-- start Selected passage --
Venue: We arrived from the North Station Tee. The place was already packed. Frisbees were tossed across from balcony to balcony and up from floor. Somehow we made it stage edge standing room. Crowd seemed restless. Concert started a little late, I thought.

Spot: As an avid amateur photographer seeking snapshots of bands I liked, stationed myself to band's left, right in front of speaker cabinets, and took a dozen or so 35 mm slides. Unfortunately, the spotlights weren't good for color photography; was unable to stop the furious action on stage and all of them came blurry, burnt or washed out... still nice images I cherish. Had wished I had taken snaps 18 months earlier when I first saw Hendrix, which was why I was determined to get a few at other concerts; these were the days of manual Nikon F's and pushed film being state-of-the-arts, which is why faster b/w images of concerts are often seen.

Set List: Recollect that they played every song on the 1st and 2nd album, vinyl that I knew well, owned, and wore out. It was a long concert; surprised with a couple from the 3rd (white) album, which hadn't yet come out. Immigrant Song (which they opened with) and Since I've Been Loving You were especially thrilling renditions unmatched by studio recordings or since. They skipped Communication Breakdown, one of my favorites, so I was a bit disappointed... until they came out for an encore and did it in spectacular fashion. Shockingly, the break was a blur of fast fingered riffs. This fortified my opinion at the time that Page belonged among the guitar gods. Would take years for Rolling Stone to agree.

Instruments: Page played a well worn blonde Fender telecaster for Album 1 songs and I believe a Gibson Les Paul for Album 2 and 3 songs. Bonham kept beat throughout with what seemed like baseball bats, except when he used his hands for a solo (might have been during A Whole Lotta Love). Crowd was silent and transfixed behind me at the band's virtuosity and vocals. Certainly among the best concerts I ever personally witnessed, and there have been many.

Aftermath: Loud? Legendary! Ears rang for a day; don't seem to have any permanent hearing loss, however. Seems like such a long time ago.
-- end Selected passage --
-- start Given data --
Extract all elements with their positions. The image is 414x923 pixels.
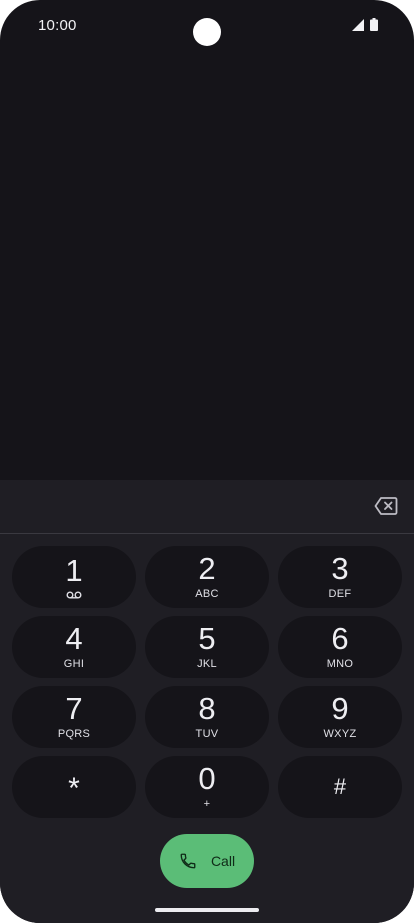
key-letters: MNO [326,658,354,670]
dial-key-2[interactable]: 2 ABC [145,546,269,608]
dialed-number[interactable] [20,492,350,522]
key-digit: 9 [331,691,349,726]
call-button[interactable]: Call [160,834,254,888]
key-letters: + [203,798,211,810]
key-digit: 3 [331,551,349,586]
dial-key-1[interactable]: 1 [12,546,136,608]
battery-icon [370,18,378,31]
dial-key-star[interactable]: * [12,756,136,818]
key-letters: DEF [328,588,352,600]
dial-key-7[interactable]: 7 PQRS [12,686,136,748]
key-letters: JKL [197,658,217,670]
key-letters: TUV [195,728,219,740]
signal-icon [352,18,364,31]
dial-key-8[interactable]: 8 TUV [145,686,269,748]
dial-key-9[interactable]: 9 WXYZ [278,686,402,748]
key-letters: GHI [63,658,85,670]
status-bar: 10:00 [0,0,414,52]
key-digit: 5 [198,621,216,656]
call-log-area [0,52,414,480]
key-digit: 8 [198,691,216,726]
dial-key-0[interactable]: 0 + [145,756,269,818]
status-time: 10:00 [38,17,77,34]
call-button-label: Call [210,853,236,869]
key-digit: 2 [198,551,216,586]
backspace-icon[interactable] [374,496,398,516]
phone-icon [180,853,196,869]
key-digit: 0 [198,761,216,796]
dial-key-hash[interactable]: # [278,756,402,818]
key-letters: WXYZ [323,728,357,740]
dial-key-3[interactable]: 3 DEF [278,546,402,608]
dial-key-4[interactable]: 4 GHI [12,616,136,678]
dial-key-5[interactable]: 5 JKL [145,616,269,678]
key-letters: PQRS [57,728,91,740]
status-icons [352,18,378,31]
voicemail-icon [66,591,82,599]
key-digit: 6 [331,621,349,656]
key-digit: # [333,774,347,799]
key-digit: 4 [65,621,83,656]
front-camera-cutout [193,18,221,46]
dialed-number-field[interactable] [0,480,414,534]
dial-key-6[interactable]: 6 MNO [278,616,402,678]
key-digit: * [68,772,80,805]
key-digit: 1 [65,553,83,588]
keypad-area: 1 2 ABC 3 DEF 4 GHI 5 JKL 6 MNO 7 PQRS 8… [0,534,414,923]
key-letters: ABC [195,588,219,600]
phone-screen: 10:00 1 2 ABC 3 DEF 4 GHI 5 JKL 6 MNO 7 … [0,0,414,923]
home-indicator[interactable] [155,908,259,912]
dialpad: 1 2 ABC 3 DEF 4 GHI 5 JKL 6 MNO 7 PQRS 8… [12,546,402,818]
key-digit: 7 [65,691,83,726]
-- end Given data --
Short exercise: Copy the passage from the concert memory word for word, starting with "Instruments: Page played" and going on through "long time ago.".

Answer to the task:
Instruments: Page played a well worn blonde Fender telecaster for Album 1 songs and I believe a Gibson Les Paul for Album 2 and 3 songs. Bonham kept beat throughout with what seemed like baseball bats, except when he used his hands for a solo (might have been during A Whole Lotta Love). Crowd was silent and transfixed behind me at the band's virtuosity and vocals. Certainly among the best concerts I ever personally witnessed, and there have been many.

Aftermath: Loud? Legendary! Ears rang for a day; don't seem to have any permanent hearing loss, however. Seems like such a long time ago.